:: Brief ::
List every line in this data where the string "Optimal" occurs.

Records
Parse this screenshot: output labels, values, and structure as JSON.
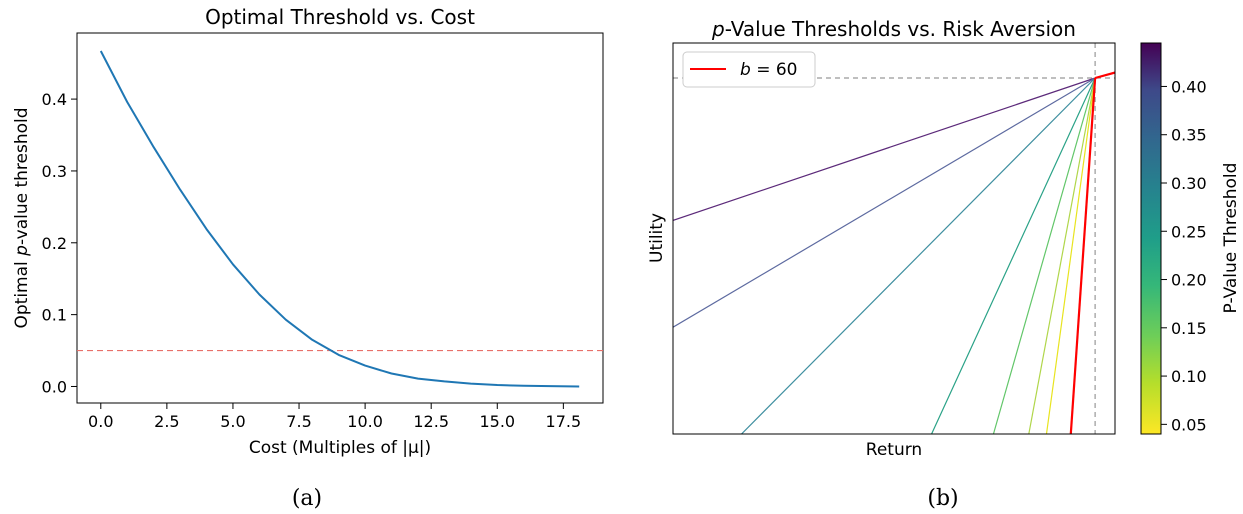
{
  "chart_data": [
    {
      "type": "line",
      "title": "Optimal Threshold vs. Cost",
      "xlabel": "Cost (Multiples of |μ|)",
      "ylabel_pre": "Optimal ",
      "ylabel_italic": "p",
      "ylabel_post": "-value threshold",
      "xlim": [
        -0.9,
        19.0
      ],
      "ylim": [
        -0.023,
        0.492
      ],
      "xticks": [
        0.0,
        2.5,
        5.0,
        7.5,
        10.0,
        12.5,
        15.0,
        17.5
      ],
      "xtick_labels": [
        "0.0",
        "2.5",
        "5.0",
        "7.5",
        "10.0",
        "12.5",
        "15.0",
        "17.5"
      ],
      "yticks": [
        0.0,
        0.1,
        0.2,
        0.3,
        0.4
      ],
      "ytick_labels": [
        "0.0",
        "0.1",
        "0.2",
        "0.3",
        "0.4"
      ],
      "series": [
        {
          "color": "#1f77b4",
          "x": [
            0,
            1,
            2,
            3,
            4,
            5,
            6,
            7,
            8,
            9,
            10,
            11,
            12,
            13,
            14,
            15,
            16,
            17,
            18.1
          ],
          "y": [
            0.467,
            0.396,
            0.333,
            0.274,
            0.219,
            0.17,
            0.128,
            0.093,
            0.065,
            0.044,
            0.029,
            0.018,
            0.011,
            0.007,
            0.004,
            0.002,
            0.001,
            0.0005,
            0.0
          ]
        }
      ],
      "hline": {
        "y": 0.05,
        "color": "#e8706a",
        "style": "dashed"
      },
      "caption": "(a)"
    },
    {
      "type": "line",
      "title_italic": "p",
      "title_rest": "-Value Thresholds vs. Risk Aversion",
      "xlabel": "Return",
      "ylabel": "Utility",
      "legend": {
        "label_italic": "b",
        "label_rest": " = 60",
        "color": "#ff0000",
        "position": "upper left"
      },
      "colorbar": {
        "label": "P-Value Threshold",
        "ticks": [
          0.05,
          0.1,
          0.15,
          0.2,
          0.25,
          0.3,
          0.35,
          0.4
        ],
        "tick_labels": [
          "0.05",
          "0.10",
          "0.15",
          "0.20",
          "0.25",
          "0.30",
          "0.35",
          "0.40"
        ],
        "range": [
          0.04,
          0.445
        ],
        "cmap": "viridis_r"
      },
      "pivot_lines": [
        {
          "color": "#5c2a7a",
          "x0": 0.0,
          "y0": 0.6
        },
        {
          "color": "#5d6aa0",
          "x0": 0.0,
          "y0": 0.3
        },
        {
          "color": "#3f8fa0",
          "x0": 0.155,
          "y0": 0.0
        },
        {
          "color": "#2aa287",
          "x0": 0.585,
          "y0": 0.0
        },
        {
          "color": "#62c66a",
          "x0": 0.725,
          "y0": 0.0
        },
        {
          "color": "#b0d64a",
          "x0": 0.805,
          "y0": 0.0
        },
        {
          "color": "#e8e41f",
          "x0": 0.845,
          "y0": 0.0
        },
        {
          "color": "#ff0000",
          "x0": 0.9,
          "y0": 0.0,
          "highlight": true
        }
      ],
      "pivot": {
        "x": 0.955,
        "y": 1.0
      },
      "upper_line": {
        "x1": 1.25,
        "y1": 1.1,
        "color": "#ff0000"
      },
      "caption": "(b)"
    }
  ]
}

:: Result of this task ::
      "title": "Optimal Threshold vs. Cost",
      "ylabel_pre": "Optimal ",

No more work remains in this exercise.